(Records from a dataset)
┌──

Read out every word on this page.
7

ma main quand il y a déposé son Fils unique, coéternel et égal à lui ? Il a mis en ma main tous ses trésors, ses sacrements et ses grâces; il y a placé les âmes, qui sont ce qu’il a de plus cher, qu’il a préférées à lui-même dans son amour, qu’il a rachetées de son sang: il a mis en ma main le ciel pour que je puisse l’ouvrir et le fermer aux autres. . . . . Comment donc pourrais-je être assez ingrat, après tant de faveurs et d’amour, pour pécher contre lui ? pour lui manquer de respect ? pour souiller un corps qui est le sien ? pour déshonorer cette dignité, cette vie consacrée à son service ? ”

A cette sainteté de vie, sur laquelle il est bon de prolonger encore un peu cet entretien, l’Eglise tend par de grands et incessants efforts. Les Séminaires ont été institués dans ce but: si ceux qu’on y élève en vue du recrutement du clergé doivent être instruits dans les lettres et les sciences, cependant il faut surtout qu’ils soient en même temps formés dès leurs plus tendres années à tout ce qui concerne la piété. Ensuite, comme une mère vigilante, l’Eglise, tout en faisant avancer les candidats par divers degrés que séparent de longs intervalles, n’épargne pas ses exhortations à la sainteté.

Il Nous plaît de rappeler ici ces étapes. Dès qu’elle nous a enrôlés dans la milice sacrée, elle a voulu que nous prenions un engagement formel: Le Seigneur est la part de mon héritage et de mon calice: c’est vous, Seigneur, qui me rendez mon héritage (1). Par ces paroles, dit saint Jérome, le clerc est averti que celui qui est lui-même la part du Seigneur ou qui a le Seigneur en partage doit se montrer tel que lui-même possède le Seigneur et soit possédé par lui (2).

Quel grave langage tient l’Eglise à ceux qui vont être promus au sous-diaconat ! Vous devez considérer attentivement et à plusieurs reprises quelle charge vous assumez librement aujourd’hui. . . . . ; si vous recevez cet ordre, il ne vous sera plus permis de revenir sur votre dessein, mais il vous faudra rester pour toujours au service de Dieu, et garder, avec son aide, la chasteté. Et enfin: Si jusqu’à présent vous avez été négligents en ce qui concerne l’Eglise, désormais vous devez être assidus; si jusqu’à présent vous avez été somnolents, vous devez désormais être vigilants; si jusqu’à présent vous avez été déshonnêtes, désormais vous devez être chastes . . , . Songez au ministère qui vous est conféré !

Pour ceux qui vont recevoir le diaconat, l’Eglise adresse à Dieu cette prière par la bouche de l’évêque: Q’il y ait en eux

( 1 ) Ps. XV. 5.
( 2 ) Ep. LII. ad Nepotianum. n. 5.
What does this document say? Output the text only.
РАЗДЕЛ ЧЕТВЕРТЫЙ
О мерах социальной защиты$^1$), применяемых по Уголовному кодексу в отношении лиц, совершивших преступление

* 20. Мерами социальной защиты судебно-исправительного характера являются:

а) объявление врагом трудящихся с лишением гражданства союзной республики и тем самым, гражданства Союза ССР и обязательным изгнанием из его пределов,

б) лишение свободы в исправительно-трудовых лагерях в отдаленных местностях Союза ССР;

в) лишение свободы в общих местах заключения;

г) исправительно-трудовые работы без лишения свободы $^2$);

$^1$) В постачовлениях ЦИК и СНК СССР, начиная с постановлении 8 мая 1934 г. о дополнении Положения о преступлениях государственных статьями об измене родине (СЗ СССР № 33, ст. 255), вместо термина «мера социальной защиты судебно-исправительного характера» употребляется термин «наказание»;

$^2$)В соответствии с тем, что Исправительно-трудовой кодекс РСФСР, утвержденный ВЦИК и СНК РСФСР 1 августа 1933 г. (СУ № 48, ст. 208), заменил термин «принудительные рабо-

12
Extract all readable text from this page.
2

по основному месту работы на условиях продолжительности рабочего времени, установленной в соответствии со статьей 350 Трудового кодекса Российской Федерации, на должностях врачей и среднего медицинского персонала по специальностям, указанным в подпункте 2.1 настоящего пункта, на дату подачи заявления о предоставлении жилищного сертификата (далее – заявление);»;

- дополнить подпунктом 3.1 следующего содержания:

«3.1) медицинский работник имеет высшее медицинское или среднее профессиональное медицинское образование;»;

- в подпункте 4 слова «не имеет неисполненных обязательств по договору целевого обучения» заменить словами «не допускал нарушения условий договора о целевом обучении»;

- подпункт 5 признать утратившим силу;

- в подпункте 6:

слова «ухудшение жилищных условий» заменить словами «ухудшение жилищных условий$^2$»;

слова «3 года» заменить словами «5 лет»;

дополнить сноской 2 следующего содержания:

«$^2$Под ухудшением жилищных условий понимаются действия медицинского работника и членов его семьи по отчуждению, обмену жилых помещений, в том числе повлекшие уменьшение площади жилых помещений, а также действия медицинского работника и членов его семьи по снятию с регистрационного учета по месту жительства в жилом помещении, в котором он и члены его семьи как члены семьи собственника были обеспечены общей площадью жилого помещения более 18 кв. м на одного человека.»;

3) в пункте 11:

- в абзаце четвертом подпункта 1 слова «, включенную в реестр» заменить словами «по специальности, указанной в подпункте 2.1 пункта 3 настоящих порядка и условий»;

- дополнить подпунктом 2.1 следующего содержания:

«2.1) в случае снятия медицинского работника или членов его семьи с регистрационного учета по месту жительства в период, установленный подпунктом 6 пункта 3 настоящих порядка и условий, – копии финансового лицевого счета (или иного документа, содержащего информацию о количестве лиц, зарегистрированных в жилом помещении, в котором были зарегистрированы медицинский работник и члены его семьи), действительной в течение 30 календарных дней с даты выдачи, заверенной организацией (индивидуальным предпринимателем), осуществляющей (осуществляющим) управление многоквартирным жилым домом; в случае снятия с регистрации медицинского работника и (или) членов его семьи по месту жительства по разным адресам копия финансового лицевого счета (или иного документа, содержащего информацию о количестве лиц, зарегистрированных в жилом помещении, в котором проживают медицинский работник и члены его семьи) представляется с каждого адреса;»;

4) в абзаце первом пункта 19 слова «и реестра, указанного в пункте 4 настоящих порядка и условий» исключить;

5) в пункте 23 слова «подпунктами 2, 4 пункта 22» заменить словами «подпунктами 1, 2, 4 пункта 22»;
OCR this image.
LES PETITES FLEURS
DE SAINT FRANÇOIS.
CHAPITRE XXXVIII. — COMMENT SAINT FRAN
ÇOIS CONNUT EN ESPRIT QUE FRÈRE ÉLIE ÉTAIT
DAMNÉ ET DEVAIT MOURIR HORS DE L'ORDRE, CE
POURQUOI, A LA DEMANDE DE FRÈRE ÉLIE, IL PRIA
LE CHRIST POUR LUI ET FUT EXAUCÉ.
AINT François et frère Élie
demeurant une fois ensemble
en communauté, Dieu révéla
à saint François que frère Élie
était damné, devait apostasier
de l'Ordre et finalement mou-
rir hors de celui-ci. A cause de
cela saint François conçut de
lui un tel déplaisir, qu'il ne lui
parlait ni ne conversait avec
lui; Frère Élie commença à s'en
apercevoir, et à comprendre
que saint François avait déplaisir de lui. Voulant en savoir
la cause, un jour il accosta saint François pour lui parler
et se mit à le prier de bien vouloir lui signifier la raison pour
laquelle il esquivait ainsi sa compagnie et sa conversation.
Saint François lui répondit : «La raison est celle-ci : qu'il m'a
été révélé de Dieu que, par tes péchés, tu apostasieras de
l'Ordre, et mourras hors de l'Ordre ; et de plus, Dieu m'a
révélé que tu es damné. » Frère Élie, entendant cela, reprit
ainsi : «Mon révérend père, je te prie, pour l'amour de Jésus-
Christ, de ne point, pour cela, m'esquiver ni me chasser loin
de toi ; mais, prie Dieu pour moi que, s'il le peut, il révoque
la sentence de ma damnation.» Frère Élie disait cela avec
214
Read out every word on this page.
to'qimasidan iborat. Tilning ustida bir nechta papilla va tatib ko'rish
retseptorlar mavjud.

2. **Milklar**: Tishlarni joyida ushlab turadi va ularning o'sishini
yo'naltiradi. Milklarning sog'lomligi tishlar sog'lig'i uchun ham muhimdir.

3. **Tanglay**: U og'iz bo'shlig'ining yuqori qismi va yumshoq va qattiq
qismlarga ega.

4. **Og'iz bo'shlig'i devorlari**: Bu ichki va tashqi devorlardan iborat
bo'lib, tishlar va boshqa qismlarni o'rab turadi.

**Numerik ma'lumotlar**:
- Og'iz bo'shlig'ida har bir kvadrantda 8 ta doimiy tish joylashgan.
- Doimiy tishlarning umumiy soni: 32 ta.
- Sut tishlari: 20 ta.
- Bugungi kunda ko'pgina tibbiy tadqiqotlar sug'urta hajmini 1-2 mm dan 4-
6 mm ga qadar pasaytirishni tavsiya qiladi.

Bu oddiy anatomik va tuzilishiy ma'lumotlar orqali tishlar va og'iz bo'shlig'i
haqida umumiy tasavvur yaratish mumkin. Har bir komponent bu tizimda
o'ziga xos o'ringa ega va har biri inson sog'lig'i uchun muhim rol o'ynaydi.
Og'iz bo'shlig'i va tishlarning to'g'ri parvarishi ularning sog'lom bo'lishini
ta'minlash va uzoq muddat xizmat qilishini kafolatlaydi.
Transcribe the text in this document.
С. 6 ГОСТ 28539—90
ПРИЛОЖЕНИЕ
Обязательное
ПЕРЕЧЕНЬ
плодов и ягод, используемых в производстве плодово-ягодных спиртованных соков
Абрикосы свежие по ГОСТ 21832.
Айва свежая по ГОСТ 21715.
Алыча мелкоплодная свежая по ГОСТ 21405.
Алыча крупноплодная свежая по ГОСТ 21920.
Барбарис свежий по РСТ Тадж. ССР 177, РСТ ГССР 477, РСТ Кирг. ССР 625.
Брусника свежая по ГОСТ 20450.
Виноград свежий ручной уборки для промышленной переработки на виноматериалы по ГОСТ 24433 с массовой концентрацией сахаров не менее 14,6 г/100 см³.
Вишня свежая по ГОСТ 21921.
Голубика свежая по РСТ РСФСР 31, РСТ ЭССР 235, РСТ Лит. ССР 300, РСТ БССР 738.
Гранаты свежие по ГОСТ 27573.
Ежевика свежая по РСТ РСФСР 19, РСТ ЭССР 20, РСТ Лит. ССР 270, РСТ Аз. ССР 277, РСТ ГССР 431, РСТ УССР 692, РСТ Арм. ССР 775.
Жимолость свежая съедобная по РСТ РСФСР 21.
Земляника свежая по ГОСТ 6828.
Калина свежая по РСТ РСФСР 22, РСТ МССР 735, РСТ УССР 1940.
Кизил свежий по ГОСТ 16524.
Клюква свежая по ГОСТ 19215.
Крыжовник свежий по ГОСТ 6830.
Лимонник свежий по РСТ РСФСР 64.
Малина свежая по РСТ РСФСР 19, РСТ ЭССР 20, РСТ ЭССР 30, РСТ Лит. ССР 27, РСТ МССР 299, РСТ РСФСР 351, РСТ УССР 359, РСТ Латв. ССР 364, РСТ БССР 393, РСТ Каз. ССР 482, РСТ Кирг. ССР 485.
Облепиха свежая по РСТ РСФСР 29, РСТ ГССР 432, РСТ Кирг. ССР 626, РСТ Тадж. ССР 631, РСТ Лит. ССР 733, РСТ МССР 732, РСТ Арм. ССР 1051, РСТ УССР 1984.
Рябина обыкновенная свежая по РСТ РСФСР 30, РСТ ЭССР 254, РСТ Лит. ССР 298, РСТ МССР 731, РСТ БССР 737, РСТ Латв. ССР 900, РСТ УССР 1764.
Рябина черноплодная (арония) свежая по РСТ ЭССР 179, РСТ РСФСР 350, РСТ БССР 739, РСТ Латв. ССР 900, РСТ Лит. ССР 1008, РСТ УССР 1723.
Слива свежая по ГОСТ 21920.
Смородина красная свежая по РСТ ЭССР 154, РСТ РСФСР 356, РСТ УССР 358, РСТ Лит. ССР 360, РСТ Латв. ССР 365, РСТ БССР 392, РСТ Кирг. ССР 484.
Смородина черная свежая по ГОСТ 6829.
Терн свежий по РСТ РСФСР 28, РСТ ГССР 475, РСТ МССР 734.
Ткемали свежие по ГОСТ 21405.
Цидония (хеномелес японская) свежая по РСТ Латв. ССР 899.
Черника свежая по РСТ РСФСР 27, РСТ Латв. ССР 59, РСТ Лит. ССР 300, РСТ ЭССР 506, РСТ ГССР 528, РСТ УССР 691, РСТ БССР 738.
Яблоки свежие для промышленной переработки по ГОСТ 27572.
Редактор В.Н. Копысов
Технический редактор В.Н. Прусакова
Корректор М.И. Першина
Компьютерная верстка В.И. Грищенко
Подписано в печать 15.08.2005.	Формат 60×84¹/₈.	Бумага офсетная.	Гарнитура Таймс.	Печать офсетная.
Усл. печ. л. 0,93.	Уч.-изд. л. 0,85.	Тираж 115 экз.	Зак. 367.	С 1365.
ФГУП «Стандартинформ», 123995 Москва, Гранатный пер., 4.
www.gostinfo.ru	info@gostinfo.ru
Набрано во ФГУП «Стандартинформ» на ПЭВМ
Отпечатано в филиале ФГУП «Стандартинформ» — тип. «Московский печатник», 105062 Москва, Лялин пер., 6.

└──

(Required work):
Pull out every line of the records above that contains the word "tishlarning".

(Expected answer):
- Doimiy tishlarning umumiy soni: 32 ta.
Og'iz bo'shlig'i va tishlarning to'g'ri parvarishi ularning sog'lom bo'lishini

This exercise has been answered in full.